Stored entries
-- -- --

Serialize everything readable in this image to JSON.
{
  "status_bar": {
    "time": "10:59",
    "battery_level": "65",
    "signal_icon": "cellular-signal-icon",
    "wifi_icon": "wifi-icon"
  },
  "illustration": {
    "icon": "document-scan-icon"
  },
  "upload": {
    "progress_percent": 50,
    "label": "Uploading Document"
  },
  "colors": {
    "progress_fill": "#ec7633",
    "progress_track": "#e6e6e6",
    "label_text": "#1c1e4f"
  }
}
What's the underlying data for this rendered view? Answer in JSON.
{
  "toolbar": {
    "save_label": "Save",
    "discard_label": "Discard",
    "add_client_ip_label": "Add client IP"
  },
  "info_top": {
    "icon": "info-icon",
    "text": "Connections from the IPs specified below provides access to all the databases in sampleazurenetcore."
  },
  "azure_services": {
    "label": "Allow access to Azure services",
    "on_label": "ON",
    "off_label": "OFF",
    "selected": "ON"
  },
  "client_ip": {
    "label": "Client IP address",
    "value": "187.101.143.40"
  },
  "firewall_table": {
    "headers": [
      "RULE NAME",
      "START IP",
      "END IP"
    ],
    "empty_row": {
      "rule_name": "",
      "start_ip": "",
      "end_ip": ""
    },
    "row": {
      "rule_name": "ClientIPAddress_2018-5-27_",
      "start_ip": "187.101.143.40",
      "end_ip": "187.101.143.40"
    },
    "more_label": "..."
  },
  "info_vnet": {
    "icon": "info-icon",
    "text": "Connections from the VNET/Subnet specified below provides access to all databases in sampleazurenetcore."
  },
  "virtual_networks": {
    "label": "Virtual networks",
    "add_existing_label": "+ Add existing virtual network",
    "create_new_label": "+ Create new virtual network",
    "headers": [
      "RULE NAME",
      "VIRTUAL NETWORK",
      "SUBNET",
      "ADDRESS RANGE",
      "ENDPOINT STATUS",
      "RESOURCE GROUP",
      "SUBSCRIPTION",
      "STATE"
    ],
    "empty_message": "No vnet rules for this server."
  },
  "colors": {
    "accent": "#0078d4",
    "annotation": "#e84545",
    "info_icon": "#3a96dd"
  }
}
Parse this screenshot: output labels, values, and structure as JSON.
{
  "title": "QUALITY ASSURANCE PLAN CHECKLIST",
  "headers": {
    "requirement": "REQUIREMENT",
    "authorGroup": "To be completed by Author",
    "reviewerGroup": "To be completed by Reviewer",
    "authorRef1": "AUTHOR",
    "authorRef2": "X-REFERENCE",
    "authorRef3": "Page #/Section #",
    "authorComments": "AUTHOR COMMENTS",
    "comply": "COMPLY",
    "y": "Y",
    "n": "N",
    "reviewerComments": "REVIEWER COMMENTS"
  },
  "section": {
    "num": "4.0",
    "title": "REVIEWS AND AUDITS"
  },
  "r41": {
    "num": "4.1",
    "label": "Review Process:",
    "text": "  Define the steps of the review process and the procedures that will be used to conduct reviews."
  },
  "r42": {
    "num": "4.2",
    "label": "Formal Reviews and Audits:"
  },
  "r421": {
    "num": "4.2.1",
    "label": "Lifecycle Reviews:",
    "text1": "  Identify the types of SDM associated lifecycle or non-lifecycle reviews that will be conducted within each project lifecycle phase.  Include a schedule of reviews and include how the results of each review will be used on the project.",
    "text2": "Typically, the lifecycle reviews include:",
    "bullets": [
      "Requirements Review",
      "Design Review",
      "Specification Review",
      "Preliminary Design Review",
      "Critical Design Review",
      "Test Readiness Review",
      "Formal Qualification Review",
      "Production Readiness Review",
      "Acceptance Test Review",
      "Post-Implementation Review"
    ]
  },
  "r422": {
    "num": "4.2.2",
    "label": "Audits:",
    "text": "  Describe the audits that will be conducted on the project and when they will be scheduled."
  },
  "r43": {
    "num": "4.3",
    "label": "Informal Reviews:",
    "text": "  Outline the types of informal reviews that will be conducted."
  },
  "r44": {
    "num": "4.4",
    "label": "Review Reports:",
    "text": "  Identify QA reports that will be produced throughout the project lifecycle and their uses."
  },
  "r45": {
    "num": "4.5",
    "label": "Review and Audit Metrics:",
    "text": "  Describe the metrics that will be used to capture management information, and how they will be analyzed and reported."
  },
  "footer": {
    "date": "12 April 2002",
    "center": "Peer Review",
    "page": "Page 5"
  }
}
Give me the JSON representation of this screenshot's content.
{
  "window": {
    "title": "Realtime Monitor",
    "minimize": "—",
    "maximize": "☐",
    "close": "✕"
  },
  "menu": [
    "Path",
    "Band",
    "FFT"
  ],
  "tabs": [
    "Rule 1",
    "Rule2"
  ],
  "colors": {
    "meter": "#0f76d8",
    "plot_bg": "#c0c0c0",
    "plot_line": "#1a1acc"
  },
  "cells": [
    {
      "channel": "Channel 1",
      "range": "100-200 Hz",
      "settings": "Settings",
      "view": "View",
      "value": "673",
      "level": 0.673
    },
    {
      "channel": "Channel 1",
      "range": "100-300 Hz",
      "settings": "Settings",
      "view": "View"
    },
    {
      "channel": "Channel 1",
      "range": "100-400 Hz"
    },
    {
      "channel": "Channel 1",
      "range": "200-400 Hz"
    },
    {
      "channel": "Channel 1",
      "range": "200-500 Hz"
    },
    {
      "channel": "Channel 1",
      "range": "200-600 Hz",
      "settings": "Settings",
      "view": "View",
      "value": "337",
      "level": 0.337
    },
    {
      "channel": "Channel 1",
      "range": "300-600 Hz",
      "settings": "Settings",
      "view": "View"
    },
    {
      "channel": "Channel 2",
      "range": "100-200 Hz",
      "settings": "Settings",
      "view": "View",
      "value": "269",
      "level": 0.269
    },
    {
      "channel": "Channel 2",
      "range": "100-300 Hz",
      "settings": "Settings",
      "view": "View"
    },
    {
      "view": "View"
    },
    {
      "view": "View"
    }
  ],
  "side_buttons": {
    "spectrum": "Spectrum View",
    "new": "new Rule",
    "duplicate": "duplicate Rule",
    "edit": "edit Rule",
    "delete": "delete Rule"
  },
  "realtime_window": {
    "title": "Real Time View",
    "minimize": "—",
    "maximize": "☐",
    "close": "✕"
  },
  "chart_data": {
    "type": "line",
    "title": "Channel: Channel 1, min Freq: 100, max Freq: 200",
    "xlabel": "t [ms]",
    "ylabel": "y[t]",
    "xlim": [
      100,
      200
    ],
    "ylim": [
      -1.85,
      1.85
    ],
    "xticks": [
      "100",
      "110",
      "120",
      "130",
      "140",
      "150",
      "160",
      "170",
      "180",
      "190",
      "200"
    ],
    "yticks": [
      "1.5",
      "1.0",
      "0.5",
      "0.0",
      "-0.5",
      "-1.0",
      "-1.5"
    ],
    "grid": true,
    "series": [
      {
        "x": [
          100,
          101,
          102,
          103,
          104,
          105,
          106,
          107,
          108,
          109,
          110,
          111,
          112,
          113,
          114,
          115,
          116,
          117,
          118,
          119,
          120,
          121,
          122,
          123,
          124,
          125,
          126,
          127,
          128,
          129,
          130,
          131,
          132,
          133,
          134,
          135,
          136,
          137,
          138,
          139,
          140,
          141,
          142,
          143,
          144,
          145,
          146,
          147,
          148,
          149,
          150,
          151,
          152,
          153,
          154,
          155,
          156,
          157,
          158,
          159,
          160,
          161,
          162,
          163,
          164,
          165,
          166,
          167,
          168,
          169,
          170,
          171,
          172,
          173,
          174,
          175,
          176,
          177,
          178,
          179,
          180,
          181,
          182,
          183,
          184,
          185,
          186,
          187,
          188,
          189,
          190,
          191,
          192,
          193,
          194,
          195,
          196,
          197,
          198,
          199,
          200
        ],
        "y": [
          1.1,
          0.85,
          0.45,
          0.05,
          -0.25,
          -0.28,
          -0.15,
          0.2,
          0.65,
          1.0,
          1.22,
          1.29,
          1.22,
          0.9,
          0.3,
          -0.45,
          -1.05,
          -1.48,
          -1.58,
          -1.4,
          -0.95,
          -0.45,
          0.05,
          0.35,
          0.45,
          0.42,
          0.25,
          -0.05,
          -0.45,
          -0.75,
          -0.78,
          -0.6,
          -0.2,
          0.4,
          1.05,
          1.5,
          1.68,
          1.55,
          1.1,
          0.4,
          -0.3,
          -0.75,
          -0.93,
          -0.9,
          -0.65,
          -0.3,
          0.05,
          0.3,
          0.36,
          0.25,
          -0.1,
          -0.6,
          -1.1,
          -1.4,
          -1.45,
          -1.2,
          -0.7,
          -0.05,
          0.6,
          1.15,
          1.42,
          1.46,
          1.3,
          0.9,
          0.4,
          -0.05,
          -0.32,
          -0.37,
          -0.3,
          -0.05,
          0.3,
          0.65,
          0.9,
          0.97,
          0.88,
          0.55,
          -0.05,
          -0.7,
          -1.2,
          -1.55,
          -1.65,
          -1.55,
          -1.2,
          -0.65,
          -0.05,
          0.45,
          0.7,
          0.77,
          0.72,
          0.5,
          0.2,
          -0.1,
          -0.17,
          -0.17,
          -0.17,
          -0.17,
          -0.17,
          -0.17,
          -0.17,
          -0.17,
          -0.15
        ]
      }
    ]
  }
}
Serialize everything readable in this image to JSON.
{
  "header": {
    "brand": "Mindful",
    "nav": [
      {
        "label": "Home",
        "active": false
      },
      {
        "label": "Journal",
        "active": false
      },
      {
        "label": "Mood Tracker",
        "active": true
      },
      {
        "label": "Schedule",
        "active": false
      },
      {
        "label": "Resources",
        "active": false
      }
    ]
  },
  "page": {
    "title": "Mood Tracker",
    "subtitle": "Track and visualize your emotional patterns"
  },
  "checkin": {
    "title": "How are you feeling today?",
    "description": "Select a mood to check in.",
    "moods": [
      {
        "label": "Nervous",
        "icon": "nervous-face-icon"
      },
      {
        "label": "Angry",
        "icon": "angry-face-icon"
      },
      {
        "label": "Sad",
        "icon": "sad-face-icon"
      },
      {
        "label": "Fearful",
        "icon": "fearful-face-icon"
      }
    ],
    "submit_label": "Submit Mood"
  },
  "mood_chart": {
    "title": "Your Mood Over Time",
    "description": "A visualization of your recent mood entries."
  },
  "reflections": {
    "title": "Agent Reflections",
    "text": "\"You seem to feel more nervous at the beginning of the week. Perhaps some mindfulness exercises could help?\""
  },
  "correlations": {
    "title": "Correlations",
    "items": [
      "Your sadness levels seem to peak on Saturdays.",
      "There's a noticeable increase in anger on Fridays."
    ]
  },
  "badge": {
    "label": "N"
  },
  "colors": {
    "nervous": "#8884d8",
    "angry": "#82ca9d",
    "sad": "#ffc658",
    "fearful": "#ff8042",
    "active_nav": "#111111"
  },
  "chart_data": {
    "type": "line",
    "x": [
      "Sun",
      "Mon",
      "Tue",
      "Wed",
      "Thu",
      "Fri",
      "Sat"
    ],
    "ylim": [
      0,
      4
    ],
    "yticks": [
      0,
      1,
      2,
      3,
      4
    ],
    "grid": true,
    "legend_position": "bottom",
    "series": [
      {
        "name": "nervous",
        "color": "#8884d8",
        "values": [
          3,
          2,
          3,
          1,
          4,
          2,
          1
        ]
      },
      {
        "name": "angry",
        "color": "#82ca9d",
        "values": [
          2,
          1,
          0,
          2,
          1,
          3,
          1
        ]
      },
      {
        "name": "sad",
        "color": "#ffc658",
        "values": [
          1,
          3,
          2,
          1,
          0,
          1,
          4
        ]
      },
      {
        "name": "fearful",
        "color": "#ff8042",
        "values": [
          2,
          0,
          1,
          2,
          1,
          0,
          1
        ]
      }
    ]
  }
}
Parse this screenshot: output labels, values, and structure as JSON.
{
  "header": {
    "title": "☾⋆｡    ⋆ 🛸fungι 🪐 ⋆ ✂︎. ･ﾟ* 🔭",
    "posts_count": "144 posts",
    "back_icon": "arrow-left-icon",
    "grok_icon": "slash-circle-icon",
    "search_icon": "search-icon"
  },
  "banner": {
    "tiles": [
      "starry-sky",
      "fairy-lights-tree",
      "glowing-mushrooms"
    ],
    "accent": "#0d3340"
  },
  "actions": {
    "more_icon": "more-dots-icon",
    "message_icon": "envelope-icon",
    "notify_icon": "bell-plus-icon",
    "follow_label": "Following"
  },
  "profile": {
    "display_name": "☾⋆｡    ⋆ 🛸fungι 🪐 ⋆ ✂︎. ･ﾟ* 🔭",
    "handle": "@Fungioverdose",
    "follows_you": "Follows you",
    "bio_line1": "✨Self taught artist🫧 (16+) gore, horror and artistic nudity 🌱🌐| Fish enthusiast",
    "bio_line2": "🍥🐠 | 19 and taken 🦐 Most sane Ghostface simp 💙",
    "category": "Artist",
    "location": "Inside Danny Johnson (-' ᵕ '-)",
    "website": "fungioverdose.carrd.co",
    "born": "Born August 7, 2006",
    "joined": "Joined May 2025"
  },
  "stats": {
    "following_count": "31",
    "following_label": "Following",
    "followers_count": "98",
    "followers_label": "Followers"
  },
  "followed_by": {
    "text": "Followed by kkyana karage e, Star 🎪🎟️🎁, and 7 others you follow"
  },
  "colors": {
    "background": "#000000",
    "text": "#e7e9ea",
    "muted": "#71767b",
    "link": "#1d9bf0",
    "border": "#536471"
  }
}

-- -- --

◆ **TASK REQUIREMENTS**: Nothing but a number is needed here: how many lines hold the string "COMMENTS"?

◆ **SOLUTION TO THIS TASK**: 2